Your objective ▸ Repeat each entry as written and leave the images out of the copy.
______________________________
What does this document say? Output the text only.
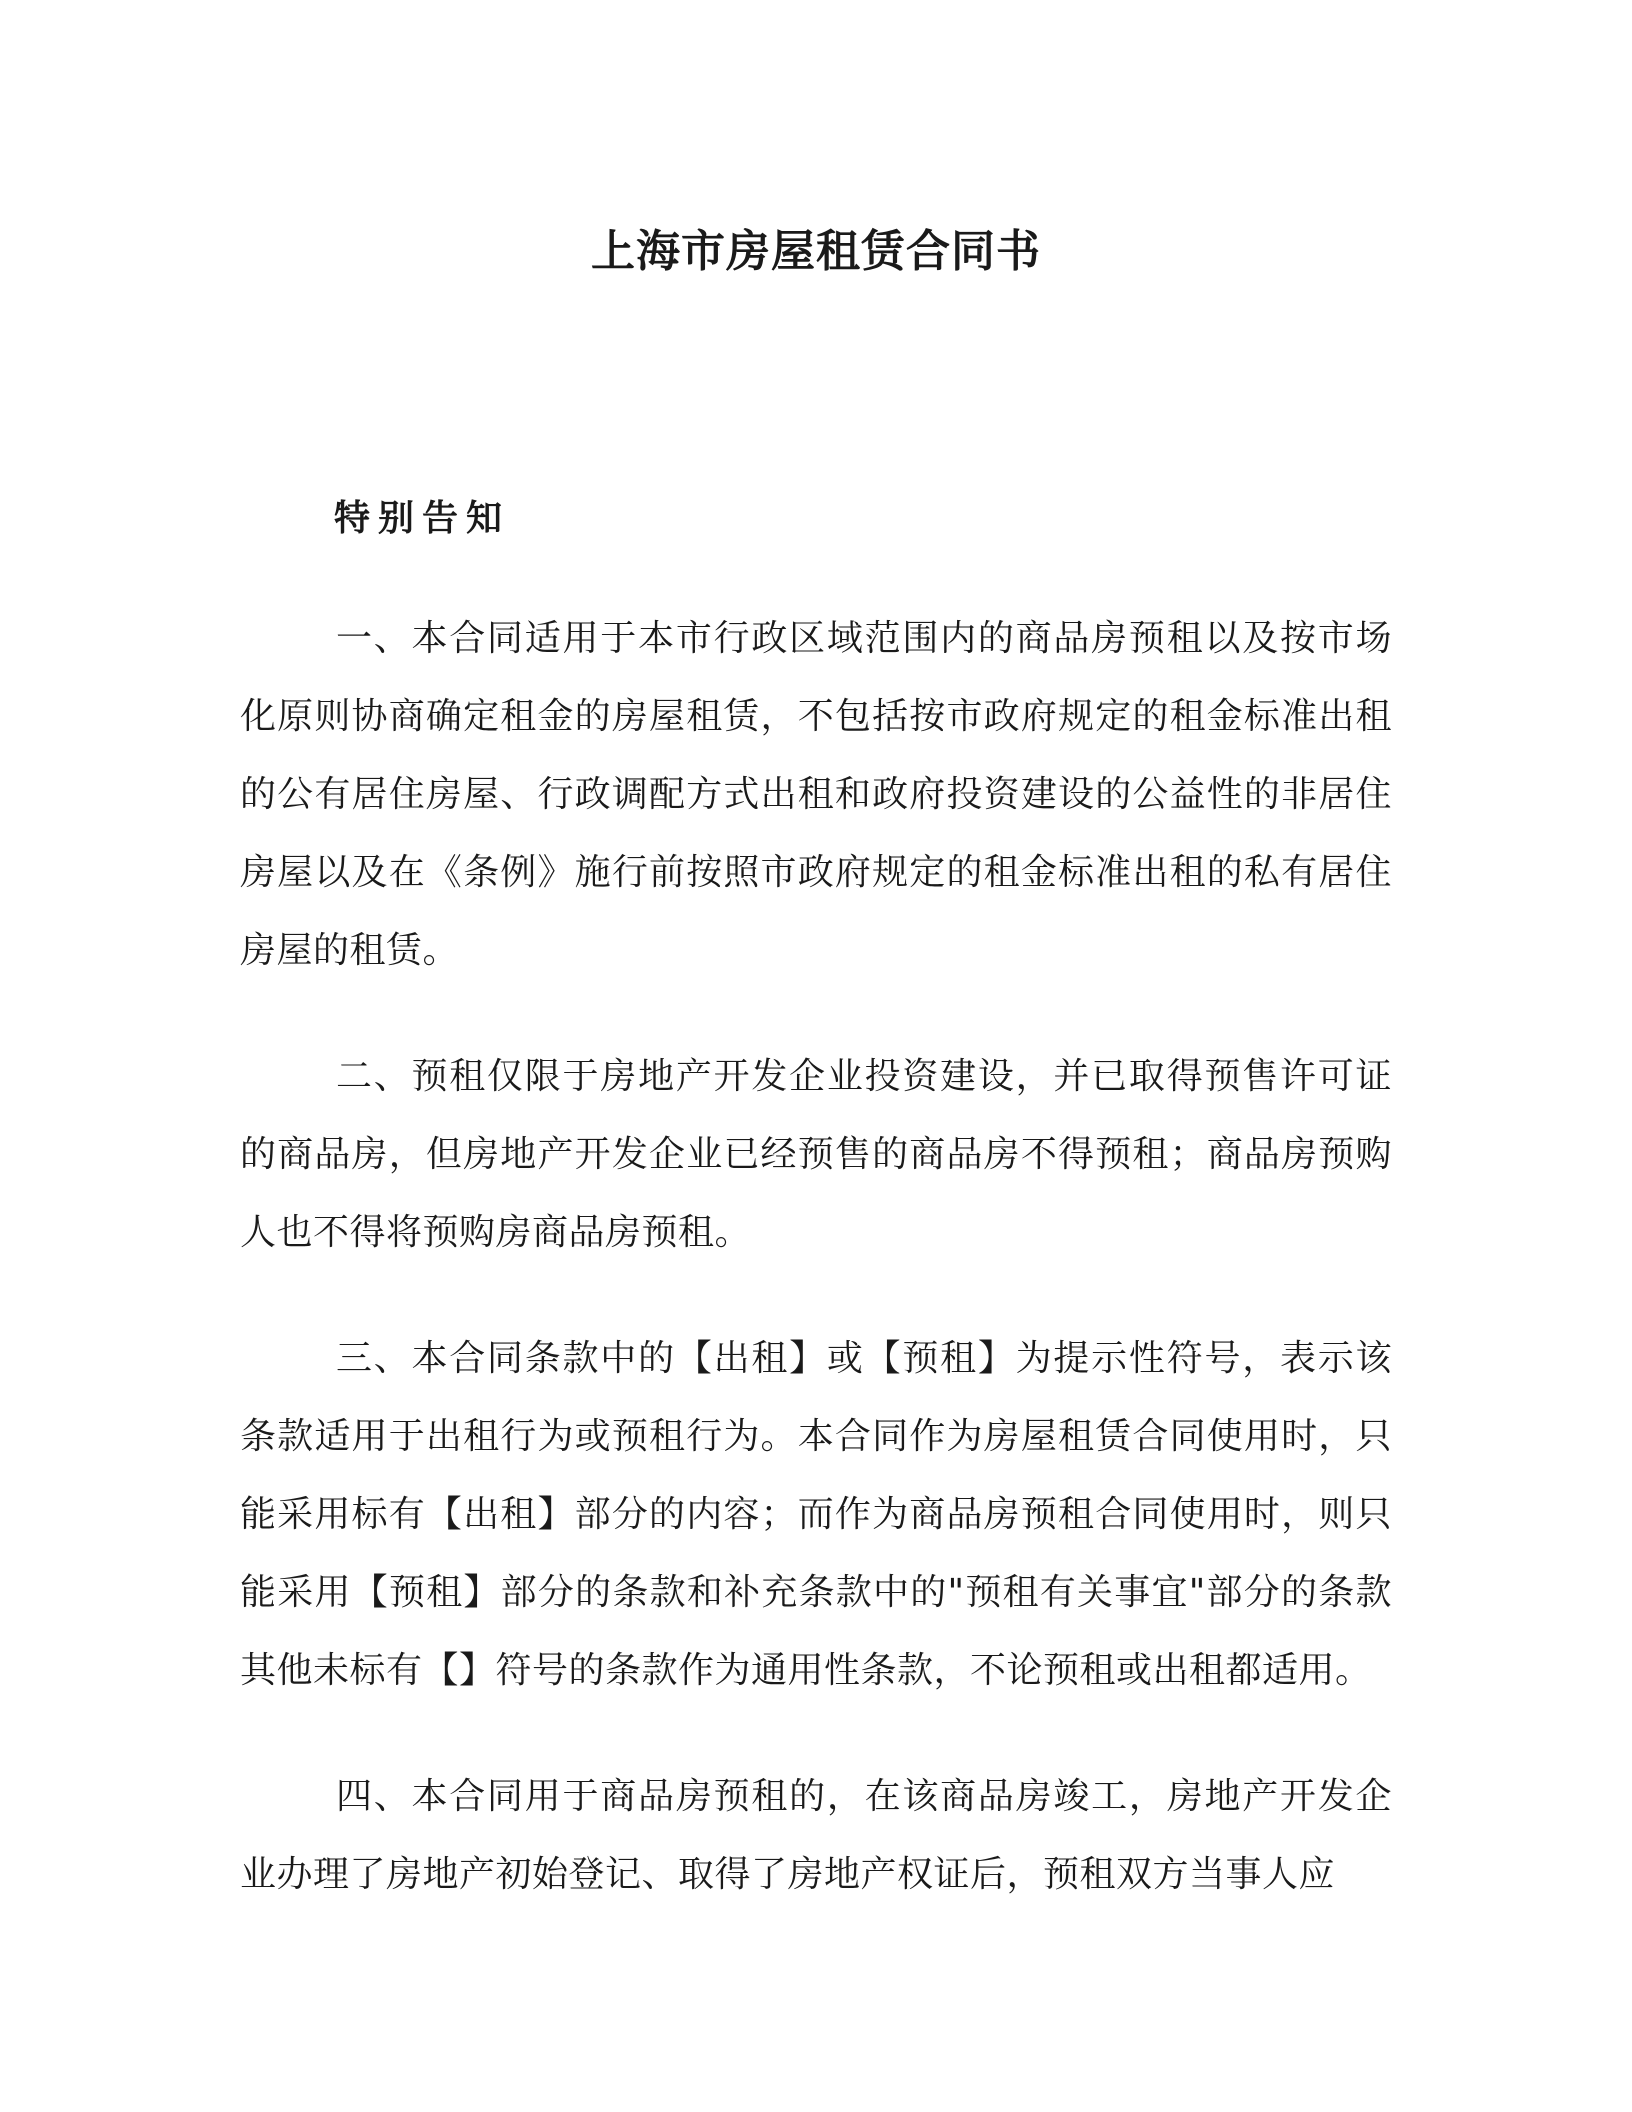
上海市房屋租赁合同书
特别告知

一、本合同适用于本市行政区域范围内的商品房预租以及按市场化原则协商确定租金的房屋租赁，不包括按市政府规定的租金标准出租的公有居住房屋、行政调配方式出租和政府投资建设的公益性的非居住房屋以及在《条例》施行前按照市政府规定的租金标准出租的私有居住房屋的租赁。

二、预租仅限于房地产开发企业投资建设，并已取得预售许可证的商品房，但房地产开发企业已经预售的商品房不得预租；商品房预购人也不得将预购房商品房预租。

三、本合同条款中的【出租】或【预租】为提示性符号，表示该条款适用于出租行为或预租行为。本合同作为房屋租赁合同使用时，只能采用标有【出租】部分的内容；而作为商品房预租合同使用时，则只能采用【预租】部分的条款和补充条款中的"预租有关事宜"部分的条款其他未标有【】符号的条款作为通用性条款，不论预租或出租都适用。

四、本合同用于商品房预租的，在该商品房竣工，房地产开发企业办理了房地产初始登记、取得了房地产权证后，预租双方当事人应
______________________________
Expected output ▸
What does this document say? Output the text only.
上海市房屋租赁合同书
特别告知

一、本合同适用于本市行政区域范围内的商品房预租以及按市场化原则协商确定租金的房屋租赁，不包括按市政府规定的租金标准出租的公有居住房屋、行政调配方式出租和政府投资建设的公益性的非居住房屋以及在《条例》施行前按照市政府规定的租金标准出租的私有居住房屋的租赁。

二、预租仅限于房地产开发企业投资建设，并已取得预售许可证的商品房，但房地产开发企业已经预售的商品房不得预租；商品房预购人也不得将预购房商品房预租。

三、本合同条款中的【出租】或【预租】为提示性符号，表示该条款适用于出租行为或预租行为。本合同作为房屋租赁合同使用时，只能采用标有【出租】部分的内容；而作为商品房预租合同使用时，则只能采用【预租】部分的条款和补充条款中的"预租有关事宜"部分的条款其他未标有【】符号的条款作为通用性条款，不论预租或出租都适用。

四、本合同用于商品房预租的，在该商品房竣工，房地产开发企业办理了房地产初始登记、取得了房地产权证后，预租双方当事人应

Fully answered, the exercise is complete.